:: Your goal ::
What is the number of lines containing the word "sentences"? Please answer with that number and nothing more.

⟨

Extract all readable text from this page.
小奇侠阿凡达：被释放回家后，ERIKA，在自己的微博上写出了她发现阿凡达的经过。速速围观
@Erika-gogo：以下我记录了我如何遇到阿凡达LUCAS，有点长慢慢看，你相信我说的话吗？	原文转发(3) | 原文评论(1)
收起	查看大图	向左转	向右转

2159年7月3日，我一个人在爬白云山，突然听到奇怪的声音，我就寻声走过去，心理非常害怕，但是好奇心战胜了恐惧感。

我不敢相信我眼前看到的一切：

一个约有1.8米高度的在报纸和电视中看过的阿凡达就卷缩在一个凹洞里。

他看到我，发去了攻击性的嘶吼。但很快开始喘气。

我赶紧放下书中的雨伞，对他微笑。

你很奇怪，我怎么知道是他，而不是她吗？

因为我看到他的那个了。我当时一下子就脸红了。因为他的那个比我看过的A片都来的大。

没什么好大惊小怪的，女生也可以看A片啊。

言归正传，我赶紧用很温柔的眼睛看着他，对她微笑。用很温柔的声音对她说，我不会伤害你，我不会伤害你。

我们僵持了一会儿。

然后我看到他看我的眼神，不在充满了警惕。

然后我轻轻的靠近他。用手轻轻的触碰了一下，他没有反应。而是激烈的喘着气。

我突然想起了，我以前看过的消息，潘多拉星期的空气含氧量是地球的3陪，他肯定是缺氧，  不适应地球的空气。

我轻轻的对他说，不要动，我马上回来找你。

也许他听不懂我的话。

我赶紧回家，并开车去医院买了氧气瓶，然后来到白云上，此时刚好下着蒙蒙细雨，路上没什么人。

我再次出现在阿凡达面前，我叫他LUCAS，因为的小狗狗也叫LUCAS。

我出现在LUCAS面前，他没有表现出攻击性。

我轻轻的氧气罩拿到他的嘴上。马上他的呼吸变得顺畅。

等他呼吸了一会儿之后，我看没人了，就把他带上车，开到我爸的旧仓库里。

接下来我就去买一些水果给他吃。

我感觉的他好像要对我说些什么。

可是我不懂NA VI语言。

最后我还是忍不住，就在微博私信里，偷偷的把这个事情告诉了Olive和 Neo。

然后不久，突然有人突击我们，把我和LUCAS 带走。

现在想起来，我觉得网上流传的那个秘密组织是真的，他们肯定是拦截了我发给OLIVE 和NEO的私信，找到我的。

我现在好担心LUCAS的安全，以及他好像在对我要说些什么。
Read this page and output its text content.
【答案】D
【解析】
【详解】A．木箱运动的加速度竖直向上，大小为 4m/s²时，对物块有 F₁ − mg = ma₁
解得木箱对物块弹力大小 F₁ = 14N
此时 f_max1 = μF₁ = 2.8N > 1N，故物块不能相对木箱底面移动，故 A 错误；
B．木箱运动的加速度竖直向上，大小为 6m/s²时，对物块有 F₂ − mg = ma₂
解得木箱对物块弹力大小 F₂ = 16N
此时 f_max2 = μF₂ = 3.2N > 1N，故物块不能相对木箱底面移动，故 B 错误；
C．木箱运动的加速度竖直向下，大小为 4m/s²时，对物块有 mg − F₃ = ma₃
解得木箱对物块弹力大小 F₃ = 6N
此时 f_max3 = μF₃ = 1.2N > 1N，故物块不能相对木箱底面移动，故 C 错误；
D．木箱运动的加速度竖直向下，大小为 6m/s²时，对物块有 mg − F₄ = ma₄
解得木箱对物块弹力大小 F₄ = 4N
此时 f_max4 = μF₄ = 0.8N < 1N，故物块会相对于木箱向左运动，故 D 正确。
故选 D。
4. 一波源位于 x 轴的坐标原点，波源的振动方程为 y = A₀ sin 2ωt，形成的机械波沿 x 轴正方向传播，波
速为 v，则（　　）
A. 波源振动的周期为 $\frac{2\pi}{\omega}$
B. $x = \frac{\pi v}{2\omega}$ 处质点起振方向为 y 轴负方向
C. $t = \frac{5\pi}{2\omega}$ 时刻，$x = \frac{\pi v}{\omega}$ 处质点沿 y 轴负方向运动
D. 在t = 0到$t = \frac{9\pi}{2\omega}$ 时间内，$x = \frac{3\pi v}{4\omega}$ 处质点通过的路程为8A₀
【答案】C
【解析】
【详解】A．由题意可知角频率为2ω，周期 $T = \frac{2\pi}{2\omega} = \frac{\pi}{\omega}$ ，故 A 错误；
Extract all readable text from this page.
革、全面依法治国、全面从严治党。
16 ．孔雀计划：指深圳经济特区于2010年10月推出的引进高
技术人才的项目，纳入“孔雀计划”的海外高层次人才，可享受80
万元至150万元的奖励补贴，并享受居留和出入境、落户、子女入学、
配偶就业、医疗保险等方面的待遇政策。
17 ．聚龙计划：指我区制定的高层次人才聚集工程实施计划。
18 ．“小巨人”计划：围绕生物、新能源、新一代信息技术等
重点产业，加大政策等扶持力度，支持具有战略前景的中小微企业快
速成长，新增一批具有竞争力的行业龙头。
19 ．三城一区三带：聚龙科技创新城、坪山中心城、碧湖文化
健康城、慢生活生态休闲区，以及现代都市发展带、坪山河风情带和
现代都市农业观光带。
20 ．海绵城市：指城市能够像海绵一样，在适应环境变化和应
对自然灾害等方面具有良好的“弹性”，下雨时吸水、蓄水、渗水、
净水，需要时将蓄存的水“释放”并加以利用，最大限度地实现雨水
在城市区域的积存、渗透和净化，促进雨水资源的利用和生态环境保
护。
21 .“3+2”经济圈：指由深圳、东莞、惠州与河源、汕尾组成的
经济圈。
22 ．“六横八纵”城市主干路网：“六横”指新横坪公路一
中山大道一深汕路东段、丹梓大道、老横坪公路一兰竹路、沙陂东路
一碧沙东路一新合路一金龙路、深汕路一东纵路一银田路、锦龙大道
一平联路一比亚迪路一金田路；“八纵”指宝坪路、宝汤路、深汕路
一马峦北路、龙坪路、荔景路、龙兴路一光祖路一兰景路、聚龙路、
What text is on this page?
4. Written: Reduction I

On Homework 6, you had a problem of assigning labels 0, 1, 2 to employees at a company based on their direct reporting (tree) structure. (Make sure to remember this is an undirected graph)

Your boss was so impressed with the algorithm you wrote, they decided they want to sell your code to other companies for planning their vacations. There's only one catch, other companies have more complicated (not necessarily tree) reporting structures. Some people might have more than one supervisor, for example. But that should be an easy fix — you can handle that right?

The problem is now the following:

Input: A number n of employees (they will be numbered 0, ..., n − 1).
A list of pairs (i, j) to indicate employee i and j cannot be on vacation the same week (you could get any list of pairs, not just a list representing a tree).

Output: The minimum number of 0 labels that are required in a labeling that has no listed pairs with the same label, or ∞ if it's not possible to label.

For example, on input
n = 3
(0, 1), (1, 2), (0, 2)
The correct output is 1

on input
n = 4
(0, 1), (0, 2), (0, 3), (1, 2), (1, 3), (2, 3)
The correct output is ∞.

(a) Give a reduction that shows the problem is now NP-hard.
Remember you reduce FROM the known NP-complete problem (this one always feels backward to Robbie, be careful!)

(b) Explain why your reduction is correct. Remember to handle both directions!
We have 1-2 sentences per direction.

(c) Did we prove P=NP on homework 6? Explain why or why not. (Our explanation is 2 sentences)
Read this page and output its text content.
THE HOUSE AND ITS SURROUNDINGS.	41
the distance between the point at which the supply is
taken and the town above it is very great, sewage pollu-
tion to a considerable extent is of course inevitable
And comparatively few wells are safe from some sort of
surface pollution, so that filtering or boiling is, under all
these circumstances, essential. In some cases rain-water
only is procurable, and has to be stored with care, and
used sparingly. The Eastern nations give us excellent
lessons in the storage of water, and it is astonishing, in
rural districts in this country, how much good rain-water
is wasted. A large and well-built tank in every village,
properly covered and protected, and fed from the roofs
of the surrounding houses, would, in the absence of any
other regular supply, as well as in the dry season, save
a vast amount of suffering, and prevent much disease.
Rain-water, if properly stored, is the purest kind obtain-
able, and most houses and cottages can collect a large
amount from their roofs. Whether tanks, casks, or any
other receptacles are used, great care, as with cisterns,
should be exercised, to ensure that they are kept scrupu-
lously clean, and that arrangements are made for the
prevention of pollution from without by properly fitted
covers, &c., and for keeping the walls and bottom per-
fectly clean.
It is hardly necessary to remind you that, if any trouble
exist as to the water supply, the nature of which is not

⟩

:: Final result ::
2